▶ GIVEN REQUEST
Find the lines in these entries that include the word "this" and state how many there are, with no other words.
───── RAW RECORDS ─────
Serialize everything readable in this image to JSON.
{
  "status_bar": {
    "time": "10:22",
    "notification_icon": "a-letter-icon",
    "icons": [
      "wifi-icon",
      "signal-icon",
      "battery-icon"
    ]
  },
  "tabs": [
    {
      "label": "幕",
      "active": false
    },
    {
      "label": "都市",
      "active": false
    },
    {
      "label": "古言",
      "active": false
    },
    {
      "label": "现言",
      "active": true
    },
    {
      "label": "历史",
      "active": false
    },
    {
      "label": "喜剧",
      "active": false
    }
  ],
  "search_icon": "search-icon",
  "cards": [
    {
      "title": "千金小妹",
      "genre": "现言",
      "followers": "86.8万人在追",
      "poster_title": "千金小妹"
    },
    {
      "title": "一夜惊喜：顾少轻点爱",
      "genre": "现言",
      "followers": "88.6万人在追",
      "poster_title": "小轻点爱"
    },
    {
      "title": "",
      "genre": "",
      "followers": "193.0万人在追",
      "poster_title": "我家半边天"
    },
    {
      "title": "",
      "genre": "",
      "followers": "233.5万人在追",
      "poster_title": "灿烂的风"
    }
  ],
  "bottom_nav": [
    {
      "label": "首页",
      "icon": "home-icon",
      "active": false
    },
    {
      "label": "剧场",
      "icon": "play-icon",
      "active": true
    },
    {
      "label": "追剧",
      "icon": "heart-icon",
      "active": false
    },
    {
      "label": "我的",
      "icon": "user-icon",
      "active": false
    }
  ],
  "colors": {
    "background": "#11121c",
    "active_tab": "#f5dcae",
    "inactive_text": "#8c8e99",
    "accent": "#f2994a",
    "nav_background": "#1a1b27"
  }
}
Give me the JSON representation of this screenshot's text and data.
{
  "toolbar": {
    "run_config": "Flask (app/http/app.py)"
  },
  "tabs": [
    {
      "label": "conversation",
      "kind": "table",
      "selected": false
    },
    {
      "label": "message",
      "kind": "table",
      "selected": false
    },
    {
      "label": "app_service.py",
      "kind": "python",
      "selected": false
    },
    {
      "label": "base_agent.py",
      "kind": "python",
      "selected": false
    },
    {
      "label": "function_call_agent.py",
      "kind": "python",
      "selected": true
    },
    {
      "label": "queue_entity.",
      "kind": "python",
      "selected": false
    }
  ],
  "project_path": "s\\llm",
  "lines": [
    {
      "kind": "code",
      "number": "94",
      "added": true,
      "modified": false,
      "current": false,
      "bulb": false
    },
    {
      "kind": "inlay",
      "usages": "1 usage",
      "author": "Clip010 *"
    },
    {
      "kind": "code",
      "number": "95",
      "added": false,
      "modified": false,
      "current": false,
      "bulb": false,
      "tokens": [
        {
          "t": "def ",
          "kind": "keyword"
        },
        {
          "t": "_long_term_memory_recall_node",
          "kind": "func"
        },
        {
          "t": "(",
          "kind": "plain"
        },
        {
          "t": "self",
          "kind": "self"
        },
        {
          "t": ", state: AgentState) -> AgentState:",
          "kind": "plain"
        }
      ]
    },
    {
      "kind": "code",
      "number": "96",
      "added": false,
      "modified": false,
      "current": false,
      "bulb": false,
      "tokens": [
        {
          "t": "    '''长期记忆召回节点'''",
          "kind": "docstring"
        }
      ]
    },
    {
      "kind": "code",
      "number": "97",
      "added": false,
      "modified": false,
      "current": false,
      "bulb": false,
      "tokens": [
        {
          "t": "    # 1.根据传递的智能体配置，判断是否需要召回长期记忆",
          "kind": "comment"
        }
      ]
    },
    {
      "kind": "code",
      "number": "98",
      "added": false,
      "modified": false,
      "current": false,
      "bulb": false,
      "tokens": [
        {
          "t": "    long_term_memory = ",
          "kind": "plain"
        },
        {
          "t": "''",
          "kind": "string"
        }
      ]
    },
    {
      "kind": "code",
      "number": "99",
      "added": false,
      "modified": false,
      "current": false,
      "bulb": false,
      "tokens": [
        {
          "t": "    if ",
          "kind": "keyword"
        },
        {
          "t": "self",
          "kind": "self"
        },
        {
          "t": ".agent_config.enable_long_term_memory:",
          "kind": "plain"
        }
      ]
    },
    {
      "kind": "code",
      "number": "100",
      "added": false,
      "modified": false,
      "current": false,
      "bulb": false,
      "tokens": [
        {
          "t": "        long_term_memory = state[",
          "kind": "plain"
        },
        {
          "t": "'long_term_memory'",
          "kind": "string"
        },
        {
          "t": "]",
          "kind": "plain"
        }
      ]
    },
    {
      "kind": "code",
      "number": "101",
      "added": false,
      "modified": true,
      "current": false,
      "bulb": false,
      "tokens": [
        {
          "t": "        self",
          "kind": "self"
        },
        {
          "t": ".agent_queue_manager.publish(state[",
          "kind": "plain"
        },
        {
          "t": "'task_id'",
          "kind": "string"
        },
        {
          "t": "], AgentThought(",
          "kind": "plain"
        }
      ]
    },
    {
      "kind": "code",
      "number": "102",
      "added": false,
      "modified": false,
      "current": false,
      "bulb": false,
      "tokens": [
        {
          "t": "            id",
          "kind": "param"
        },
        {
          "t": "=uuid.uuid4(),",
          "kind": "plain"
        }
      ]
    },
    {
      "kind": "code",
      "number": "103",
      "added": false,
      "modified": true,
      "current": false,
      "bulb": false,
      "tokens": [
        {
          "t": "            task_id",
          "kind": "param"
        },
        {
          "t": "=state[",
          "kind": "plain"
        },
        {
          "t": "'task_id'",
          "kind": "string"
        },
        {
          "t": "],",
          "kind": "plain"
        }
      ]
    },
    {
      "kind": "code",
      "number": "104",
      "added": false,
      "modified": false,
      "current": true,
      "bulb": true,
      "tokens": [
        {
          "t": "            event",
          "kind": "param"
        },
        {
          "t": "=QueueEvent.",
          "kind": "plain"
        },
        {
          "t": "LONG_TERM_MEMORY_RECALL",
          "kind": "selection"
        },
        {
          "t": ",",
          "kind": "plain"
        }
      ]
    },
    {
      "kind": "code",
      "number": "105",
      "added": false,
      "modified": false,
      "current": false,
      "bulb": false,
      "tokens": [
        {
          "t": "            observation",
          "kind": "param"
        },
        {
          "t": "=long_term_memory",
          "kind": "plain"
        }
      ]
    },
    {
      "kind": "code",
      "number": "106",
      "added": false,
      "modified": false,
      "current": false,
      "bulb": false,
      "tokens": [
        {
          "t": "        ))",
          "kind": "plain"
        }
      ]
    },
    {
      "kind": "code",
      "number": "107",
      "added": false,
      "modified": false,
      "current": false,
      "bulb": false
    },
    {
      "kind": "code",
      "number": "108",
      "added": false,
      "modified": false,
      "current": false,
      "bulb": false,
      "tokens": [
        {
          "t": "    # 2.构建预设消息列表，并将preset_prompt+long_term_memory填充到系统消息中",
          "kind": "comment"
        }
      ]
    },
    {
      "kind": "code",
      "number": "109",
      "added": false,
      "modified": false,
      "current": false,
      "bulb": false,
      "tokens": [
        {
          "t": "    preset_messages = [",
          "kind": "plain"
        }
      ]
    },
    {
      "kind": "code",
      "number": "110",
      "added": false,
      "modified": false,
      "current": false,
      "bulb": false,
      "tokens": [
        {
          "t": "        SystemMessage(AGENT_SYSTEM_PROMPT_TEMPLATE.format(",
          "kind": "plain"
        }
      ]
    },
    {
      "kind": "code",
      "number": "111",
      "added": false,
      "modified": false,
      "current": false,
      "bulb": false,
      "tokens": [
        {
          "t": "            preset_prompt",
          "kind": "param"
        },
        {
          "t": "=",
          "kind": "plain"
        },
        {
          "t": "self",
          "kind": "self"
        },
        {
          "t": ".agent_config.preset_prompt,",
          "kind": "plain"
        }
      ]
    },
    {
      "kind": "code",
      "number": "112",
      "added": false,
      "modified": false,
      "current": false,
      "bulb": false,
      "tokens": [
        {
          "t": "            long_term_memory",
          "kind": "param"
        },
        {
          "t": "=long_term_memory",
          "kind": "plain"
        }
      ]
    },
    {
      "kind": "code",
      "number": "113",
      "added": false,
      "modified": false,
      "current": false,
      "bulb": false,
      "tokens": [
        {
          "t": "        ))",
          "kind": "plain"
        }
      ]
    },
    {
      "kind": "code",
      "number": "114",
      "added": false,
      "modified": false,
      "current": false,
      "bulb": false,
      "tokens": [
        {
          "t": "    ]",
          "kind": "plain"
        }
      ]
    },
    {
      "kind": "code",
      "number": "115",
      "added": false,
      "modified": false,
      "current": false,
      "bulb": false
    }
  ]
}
─────
▶ SOLVED PROBLEM
2